> [The task]: Count the lines of the data below that contain the string "When", matching case exactly, and give only that number.

========

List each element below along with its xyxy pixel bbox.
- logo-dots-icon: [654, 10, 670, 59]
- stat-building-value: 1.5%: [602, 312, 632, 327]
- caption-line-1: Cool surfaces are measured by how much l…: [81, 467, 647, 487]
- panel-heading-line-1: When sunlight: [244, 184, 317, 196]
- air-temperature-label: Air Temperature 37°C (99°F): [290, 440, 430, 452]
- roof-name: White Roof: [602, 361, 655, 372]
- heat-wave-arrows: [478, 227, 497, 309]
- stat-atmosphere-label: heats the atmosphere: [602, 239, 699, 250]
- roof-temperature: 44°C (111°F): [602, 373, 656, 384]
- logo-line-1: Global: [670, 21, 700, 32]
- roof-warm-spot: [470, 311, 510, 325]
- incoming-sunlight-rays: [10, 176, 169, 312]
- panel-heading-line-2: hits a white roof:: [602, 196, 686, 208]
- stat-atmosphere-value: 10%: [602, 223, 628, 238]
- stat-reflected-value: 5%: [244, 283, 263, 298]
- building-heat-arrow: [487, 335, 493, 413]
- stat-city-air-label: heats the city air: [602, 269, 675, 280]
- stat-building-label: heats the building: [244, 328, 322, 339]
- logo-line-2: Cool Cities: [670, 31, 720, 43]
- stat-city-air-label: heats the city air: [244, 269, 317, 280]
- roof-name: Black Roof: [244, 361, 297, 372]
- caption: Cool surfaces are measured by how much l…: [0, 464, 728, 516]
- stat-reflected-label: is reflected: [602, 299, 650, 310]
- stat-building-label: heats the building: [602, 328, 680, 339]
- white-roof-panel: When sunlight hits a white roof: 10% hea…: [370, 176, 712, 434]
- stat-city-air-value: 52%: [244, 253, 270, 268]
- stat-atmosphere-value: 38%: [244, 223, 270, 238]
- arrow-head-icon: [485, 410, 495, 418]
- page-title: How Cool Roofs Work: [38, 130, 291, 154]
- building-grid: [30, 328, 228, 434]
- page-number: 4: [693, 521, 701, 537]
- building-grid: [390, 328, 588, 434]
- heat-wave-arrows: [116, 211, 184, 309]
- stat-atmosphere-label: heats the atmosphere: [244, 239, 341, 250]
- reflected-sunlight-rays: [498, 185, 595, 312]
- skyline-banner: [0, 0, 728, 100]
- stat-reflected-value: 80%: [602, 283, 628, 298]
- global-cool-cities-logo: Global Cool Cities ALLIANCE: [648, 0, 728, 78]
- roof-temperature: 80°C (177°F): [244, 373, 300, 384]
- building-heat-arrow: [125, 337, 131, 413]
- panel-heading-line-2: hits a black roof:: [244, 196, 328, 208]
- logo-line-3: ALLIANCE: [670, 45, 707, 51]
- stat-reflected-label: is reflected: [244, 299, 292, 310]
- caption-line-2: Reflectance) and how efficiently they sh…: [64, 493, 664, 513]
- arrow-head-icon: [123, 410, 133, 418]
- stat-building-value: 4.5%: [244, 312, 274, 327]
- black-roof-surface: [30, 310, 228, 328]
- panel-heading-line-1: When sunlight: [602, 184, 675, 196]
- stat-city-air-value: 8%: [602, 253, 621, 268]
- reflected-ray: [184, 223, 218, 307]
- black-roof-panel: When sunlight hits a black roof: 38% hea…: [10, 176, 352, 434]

========

> [Response to this exercise]: 4